** OBJECTIVE **
Collect from the data below each line with "title".

+--

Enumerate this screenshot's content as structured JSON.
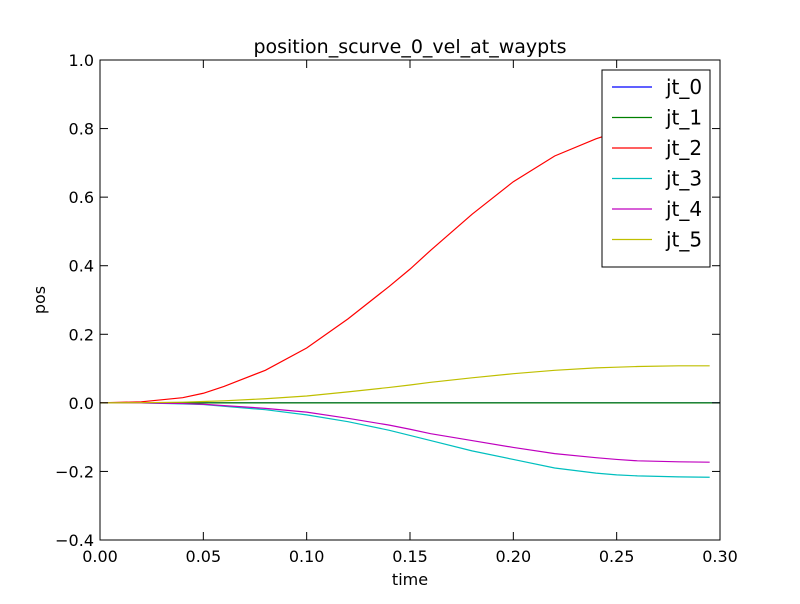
{
  "chart_data": {
    "type": "line",
    "title": "position_scurve_0_vel_at_waypts",
    "xlabel": "time",
    "ylabel": "pos",
    "xlim": [
      0.0,
      0.3
    ],
    "ylim": [
      -0.4,
      1.0
    ],
    "xticks": [
      0.0,
      0.05,
      0.1,
      0.15,
      0.2,
      0.25,
      0.3
    ],
    "xtick_labels": [
      "0.00",
      "0.05",
      "0.10",
      "0.15",
      "0.20",
      "0.25",
      "0.30"
    ],
    "yticks": [
      -0.4,
      -0.2,
      0.0,
      0.2,
      0.4,
      0.6,
      0.8,
      1.0
    ],
    "ytick_labels": [
      "−0.4",
      "−0.2",
      "0.0",
      "0.2",
      "0.4",
      "0.6",
      "0.8",
      "1.0"
    ],
    "grid": false,
    "legend_position": "top-right",
    "series": [
      {
        "name": "jt_0",
        "color": "#0000ff",
        "x": [
          0.0,
          0.3
        ],
        "y": [
          0.0,
          0.0
        ]
      },
      {
        "name": "jt_1",
        "color": "#008000",
        "x": [
          0.0,
          0.3
        ],
        "y": [
          0.0,
          0.0
        ]
      },
      {
        "name": "jt_2",
        "color": "#ff0000",
        "x": [
          0.0,
          0.02,
          0.04,
          0.05,
          0.06,
          0.08,
          0.1,
          0.12,
          0.14,
          0.15,
          0.16,
          0.18,
          0.2,
          0.22,
          0.24,
          0.25,
          0.26,
          0.28,
          0.295
        ],
        "y": [
          0.0,
          0.003,
          0.015,
          0.028,
          0.048,
          0.095,
          0.16,
          0.245,
          0.34,
          0.39,
          0.445,
          0.55,
          0.645,
          0.72,
          0.77,
          0.79,
          0.81,
          0.815,
          0.815
        ]
      },
      {
        "name": "jt_3",
        "color": "#00bfbf",
        "x": [
          0.0,
          0.02,
          0.04,
          0.05,
          0.06,
          0.08,
          0.1,
          0.12,
          0.14,
          0.15,
          0.16,
          0.18,
          0.2,
          0.22,
          0.24,
          0.25,
          0.26,
          0.28,
          0.295
        ],
        "y": [
          0.0,
          0.0,
          -0.003,
          -0.005,
          -0.01,
          -0.02,
          -0.035,
          -0.055,
          -0.08,
          -0.095,
          -0.11,
          -0.14,
          -0.165,
          -0.19,
          -0.205,
          -0.21,
          -0.213,
          -0.216,
          -0.217
        ]
      },
      {
        "name": "jt_4",
        "color": "#bf00bf",
        "x": [
          0.0,
          0.02,
          0.04,
          0.05,
          0.06,
          0.08,
          0.1,
          0.12,
          0.14,
          0.15,
          0.16,
          0.18,
          0.2,
          0.22,
          0.24,
          0.25,
          0.26,
          0.28,
          0.295
        ],
        "y": [
          0.0,
          0.0,
          -0.002,
          -0.004,
          -0.008,
          -0.016,
          -0.027,
          -0.045,
          -0.065,
          -0.077,
          -0.09,
          -0.11,
          -0.13,
          -0.148,
          -0.16,
          -0.165,
          -0.169,
          -0.172,
          -0.173
        ]
      },
      {
        "name": "jt_5",
        "color": "#bfbf00",
        "x": [
          0.0,
          0.02,
          0.04,
          0.05,
          0.06,
          0.08,
          0.1,
          0.12,
          0.14,
          0.15,
          0.16,
          0.18,
          0.2,
          0.22,
          0.24,
          0.25,
          0.26,
          0.28,
          0.295
        ],
        "y": [
          0.0,
          0.0005,
          0.002,
          0.004,
          0.006,
          0.012,
          0.02,
          0.032,
          0.045,
          0.052,
          0.06,
          0.073,
          0.085,
          0.095,
          0.102,
          0.104,
          0.106,
          0.108,
          0.108
        ]
      }
    ]
  }
}
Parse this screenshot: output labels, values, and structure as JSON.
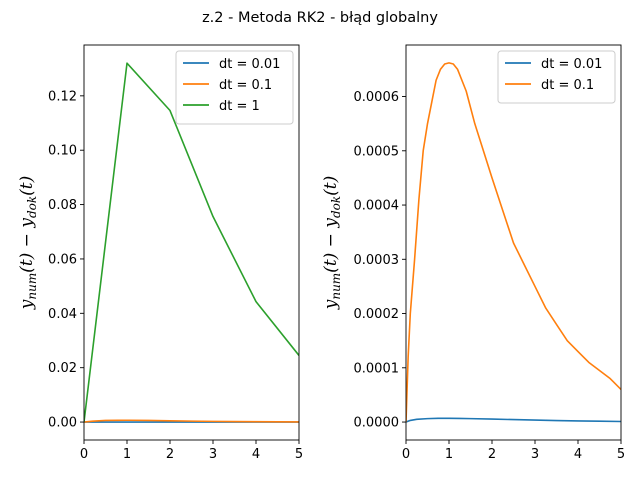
{
  "figure": {
    "title": "z.2 - Metoda RK2 - błąd globalny",
    "colors": {
      "dt_0_01": "#1f77b4",
      "dt_0_1": "#ff7f0e",
      "dt_1": "#2ca02c"
    }
  },
  "chart_data": [
    {
      "type": "line",
      "title": "",
      "xlabel": "",
      "ylabel_parts": [
        "y",
        "num",
        "(t) − y",
        "dok",
        "(t)"
      ],
      "xlim": [
        0,
        5
      ],
      "ylim": [
        -0.0066,
        0.1387
      ],
      "xticks": [
        "0",
        "1",
        "2",
        "3",
        "4",
        "5"
      ],
      "yticks": [
        "0.00",
        "0.02",
        "0.04",
        "0.06",
        "0.08",
        "0.10",
        "0.12"
      ],
      "ytick_values": [
        0,
        0.02,
        0.04,
        0.06,
        0.08,
        0.1,
        0.12
      ],
      "legend": "top-right",
      "series": [
        {
          "name": "dt = 0.01",
          "color": "#1f77b4",
          "x": [
            0,
            0.5,
            1,
            1.5,
            2,
            2.5,
            3,
            3.5,
            4,
            4.5,
            5
          ],
          "y": [
            0,
            5e-06,
            7e-06,
            6e-06,
            5e-06,
            4e-06,
            3e-06,
            2e-06,
            2e-06,
            1e-06,
            1e-06
          ]
        },
        {
          "name": "dt = 0.1",
          "color": "#ff7f0e",
          "x": [
            0,
            0.2,
            0.5,
            0.8,
            1,
            1.5,
            2,
            2.5,
            3,
            3.5,
            4,
            4.5,
            5
          ],
          "y": [
            0,
            0.00033,
            0.00058,
            0.00065,
            0.000662,
            0.00059,
            0.00045,
            0.00034,
            0.00025,
            0.00017,
            0.00012,
            8e-05,
            6e-05
          ]
        },
        {
          "name": "dt = 1",
          "color": "#2ca02c",
          "x": [
            0,
            1,
            2,
            3,
            4,
            5
          ],
          "y": [
            0,
            0.132,
            0.1146,
            0.0756,
            0.0443,
            0.0245
          ]
        }
      ]
    },
    {
      "type": "line",
      "title": "",
      "xlabel": "",
      "ylabel_parts": [
        "y",
        "num",
        "(t) − y",
        "dok",
        "(t)"
      ],
      "xlim": [
        0,
        5
      ],
      "ylim": [
        -3.31e-05,
        0.000695
      ],
      "xticks": [
        "0",
        "1",
        "2",
        "3",
        "4",
        "5"
      ],
      "yticks": [
        "0.0000",
        "0.0001",
        "0.0002",
        "0.0003",
        "0.0004",
        "0.0005",
        "0.0006"
      ],
      "ytick_values": [
        0,
        0.0001,
        0.0002,
        0.0003,
        0.0004,
        0.0005,
        0.0006
      ],
      "legend": "top-right",
      "series": [
        {
          "name": "dt = 0.01",
          "color": "#1f77b4",
          "x": [
            0,
            0.1,
            0.25,
            0.5,
            0.75,
            1,
            1.25,
            1.5,
            2,
            2.5,
            3,
            3.5,
            4,
            4.5,
            5
          ],
          "y": [
            0,
            3e-06,
            5e-06,
            6.3e-06,
            6.8e-06,
            6.8e-06,
            6.6e-06,
            6.3e-06,
            5.4e-06,
            4.5e-06,
            3.6e-06,
            2.8e-06,
            2.1e-06,
            1.5e-06,
            1e-06
          ]
        },
        {
          "name": "dt = 0.1",
          "color": "#ff7f0e",
          "x": [
            0,
            0.05,
            0.1,
            0.2,
            0.3,
            0.4,
            0.5,
            0.6,
            0.7,
            0.8,
            0.9,
            1.0,
            1.1,
            1.2,
            1.4,
            1.6,
            1.8,
            2.0,
            2.25,
            2.5,
            2.75,
            3.0,
            3.25,
            3.5,
            3.75,
            4.0,
            4.25,
            4.5,
            4.75,
            5.0
          ],
          "y": [
            0,
            0.00012,
            0.0002,
            0.0003,
            0.00041,
            0.0005,
            0.00055,
            0.00059,
            0.00063,
            0.00065,
            0.00066,
            0.000662,
            0.00066,
            0.00065,
            0.00061,
            0.00055,
            0.0005,
            0.00045,
            0.00039,
            0.00033,
            0.00029,
            0.00025,
            0.00021,
            0.00018,
            0.00015,
            0.00013,
            0.00011,
            9.5e-05,
            8e-05,
            6e-05
          ]
        }
      ]
    }
  ]
}
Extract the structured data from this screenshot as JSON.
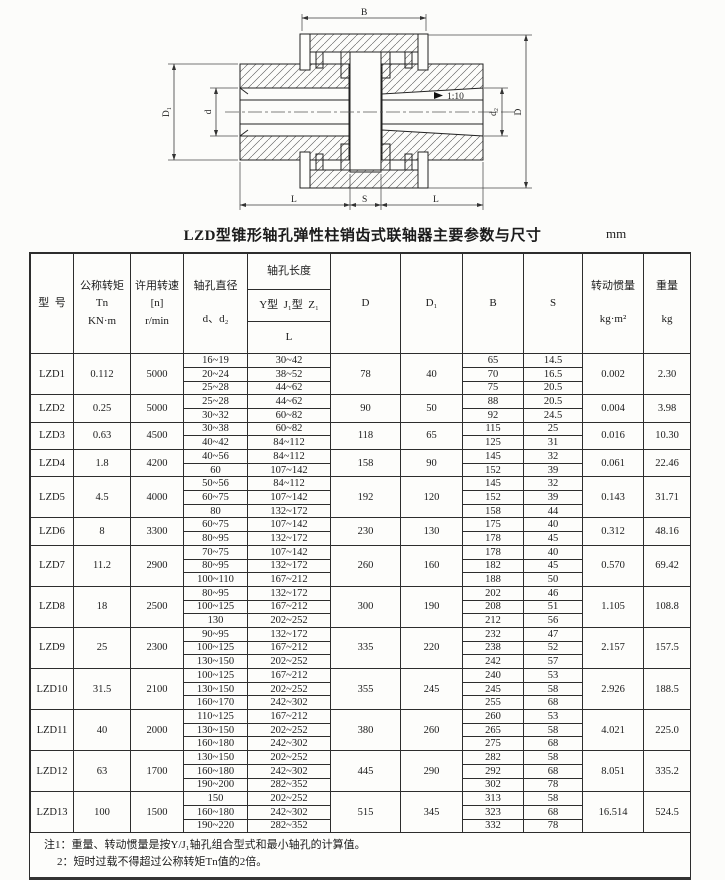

+--

** OUTPUT **
    "title": "position_scurve_0_vel_at_waypts",
    "title": "z.2 - Metoda RK2 - błąd globalny",
      "title": "",
      "title": "",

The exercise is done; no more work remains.